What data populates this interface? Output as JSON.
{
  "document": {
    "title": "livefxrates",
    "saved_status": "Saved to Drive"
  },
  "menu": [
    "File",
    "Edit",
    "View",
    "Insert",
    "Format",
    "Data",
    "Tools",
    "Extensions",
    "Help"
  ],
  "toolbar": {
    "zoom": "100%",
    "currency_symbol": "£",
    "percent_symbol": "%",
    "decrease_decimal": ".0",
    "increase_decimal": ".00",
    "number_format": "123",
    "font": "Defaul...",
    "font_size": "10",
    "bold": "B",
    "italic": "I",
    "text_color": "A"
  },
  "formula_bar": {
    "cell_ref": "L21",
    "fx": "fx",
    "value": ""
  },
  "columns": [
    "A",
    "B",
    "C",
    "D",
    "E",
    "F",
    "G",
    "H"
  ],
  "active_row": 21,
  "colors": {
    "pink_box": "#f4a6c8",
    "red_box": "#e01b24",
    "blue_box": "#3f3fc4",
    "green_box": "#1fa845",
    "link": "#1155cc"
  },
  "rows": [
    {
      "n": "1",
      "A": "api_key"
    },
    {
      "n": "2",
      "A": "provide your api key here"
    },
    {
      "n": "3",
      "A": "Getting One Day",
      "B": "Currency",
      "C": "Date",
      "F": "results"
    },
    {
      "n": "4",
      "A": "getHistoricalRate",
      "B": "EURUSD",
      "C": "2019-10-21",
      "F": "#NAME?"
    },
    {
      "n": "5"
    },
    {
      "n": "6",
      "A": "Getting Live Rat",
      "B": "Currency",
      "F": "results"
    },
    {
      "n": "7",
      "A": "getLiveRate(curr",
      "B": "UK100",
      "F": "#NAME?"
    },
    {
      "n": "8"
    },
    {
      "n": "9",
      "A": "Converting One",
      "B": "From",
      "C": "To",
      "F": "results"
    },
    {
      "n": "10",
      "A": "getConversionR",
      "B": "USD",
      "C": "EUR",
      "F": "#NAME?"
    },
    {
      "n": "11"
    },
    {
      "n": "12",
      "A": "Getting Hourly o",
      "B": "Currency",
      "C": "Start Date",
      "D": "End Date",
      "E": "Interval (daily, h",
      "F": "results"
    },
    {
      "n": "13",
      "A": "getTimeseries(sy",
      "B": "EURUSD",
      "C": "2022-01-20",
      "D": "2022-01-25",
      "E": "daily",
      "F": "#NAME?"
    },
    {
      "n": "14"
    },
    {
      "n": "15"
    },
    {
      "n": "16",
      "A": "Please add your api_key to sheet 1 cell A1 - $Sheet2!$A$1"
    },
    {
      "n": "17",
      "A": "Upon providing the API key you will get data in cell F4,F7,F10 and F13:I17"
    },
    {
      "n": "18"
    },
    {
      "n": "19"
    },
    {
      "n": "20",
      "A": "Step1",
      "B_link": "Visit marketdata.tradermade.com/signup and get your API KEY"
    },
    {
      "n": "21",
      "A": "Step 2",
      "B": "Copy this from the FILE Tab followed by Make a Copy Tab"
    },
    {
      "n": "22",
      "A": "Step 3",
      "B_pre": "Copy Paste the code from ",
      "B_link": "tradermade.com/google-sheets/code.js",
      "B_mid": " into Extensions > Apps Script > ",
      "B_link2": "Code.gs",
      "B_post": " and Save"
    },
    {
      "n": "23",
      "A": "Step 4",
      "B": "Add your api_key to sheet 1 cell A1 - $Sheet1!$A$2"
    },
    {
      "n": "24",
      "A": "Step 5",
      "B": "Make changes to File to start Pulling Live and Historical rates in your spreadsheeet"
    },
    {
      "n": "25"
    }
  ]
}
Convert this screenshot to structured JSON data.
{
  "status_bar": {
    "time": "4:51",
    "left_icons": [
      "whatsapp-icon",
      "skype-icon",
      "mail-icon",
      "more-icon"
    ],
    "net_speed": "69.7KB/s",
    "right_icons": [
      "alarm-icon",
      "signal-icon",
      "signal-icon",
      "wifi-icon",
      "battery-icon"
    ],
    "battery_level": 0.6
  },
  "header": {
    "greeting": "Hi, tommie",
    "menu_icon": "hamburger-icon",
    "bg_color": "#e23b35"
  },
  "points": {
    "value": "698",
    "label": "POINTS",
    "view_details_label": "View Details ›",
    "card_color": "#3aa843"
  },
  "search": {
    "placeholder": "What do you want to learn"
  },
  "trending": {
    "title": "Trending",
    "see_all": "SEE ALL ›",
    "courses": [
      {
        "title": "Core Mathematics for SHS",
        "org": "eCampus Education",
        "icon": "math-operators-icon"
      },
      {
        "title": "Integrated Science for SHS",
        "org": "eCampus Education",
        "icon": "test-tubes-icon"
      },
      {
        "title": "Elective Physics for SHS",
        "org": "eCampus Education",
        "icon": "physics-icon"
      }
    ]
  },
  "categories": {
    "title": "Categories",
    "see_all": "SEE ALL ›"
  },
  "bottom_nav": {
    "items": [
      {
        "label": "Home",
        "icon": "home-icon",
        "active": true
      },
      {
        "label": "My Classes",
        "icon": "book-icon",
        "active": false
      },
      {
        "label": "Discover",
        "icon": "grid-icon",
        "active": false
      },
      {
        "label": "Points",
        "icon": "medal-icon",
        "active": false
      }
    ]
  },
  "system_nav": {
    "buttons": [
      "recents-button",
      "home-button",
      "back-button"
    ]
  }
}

***

• _Job_:
Write out the material exactly as given.

• _Expected answer_:
What data populates this interface? Output as JSON.
{
  "document": {
    "title": "livefxrates",
    "saved_status": "Saved to Drive"
  },
  "menu": [
    "File",
    "Edit",
    "View",
    "Insert",
    "Format",
    "Data",
    "Tools",
    "Extensions",
    "Help"
  ],
  "toolbar": {
    "zoom": "100%",
    "currency_symbol": "£",
    "percent_symbol": "%",
    "decrease_decimal": ".0",
    "increase_decimal": ".00",
    "number_format": "123",
    "font": "Defaul...",
    "font_size": "10",
    "bold": "B",
    "italic": "I",
    "text_color": "A"
  },
  "formula_bar": {
    "cell_ref": "L21",
    "fx": "fx",
    "value": ""
  },
  "columns": [
    "A",
    "B",
    "C",
    "D",
    "E",
    "F",
    "G",
    "H"
  ],
  "active_row": 21,
  "colors": {
    "pink_box": "#f4a6c8",
    "red_box": "#e01b24",
    "blue_box": "#3f3fc4",
    "green_box": "#1fa845",
    "link": "#1155cc"
  },
  "rows": [
    {
      "n": "1",
      "A": "api_key"
    },
    {
      "n": "2",
      "A": "provide your api key here"
    },
    {
      "n": "3",
      "A": "Getting One Day",
      "B": "Currency",
      "C": "Date",
      "F": "results"
    },
    {
      "n": "4",
      "A": "getHistoricalRate",
      "B": "EURUSD",
      "C": "2019-10-21",
      "F": "#NAME?"
    },
    {
      "n": "5"
    },
    {
      "n": "6",
      "A": "Getting Live Rat",
      "B": "Currency",
      "F": "results"
    },
    {
      "n": "7",
      "A": "getLiveRate(curr",
      "B": "UK100",
      "F": "#NAME?"
    },
    {
      "n": "8"
    },
    {
      "n": "9",
      "A": "Converting One",
      "B": "From",
      "C": "To",
      "F": "results"
    },
    {
      "n": "10",
      "A": "getConversionR",
      "B": "USD",
      "C": "EUR",
      "F": "#NAME?"
    },
    {
      "n": "11"
    },
    {
      "n": "12",
      "A": "Getting Hourly o",
      "B": "Currency",
      "C": "Start Date",
      "D": "End Date",
      "E": "Interval (daily, h",
      "F": "results"
    },
    {
      "n": "13",
      "A": "getTimeseries(sy",
      "B": "EURUSD",
      "C": "2022-01-20",
      "D": "2022-01-25",
      "E": "daily",
      "F": "#NAME?"
    },
    {
      "n": "14"
    },
    {
      "n": "15"
    },
    {
      "n": "16",
      "A": "Please add your api_key to sheet 1 cell A1 - $Sheet2!$A$1"
    },
    {
      "n": "17",
      "A": "Upon providing the API key you will get data in cell F4,F7,F10 and F13:I17"
    },
    {
      "n": "18"
    },
    {
      "n": "19"
    },
    {
      "n": "20",
      "A": "Step1",
      "B_link": "Visit marketdata.tradermade.com/signup and get your API KEY"
    },
    {
      "n": "21",
      "A": "Step 2",
      "B": "Copy this from the FILE Tab followed by Make a Copy Tab"
    },
    {
      "n": "22",
      "A": "Step 3",
      "B_pre": "Copy Paste the code from ",
      "B_link": "tradermade.com/google-sheets/code.js",
      "B_mid": " into Extensions > Apps Script > ",
      "B_link2": "Code.gs",
      "B_post": " and Save"
    },
    {
      "n": "23",
      "A": "Step 4",
      "B": "Add your api_key to sheet 1 cell A1 - $Sheet1!$A$2"
    },
    {
      "n": "24",
      "A": "Step 5",
      "B": "Make changes to File to start Pulling Live and Historical rates in your spreadsheeet"
    },
    {
      "n": "25"
    }
  ]
}
Convert this screenshot to structured JSON data.
{
  "status_bar": {
    "time": "4:51",
    "left_icons": [
      "whatsapp-icon",
      "skype-icon",
      "mail-icon",
      "more-icon"
    ],
    "net_speed": "69.7KB/s",
    "right_icons": [
      "alarm-icon",
      "signal-icon",
      "signal-icon",
      "wifi-icon",
      "battery-icon"
    ],
    "battery_level": 0.6
  },
  "header": {
    "greeting": "Hi, tommie",
    "menu_icon": "hamburger-icon",
    "bg_color": "#e23b35"
  },
  "points": {
    "value": "698",
    "label": "POINTS",
    "view_details_label": "View Details ›",
    "card_color": "#3aa843"
  },
  "search": {
    "placeholder": "What do you want to learn"
  },
  "trending": {
    "title": "Trending",
    "see_all": "SEE ALL ›",
    "courses": [
      {
        "title": "Core Mathematics for SHS",
        "org": "eCampus Education",
        "icon": "math-operators-icon"
      },
      {
        "title": "Integrated Science for SHS",
        "org": "eCampus Education",
        "icon": "test-tubes-icon"
      },
      {
        "title": "Elective Physics for SHS",
        "org": "eCampus Education",
        "icon": "physics-icon"
      }
    ]
  },
  "categories": {
    "title": "Categories",
    "see_all": "SEE ALL ›"
  },
  "bottom_nav": {
    "items": [
      {
        "label": "Home",
        "icon": "home-icon",
        "active": true
      },
      {
        "label": "My Classes",
        "icon": "book-icon",
        "active": false
      },
      {
        "label": "Discover",
        "icon": "grid-icon",
        "active": false
      },
      {
        "label": "Points",
        "icon": "medal-icon",
        "active": false
      }
    ]
  },
  "system_nav": {
    "buttons": [
      "recents-button",
      "home-button",
      "back-button"
    ]
  }
}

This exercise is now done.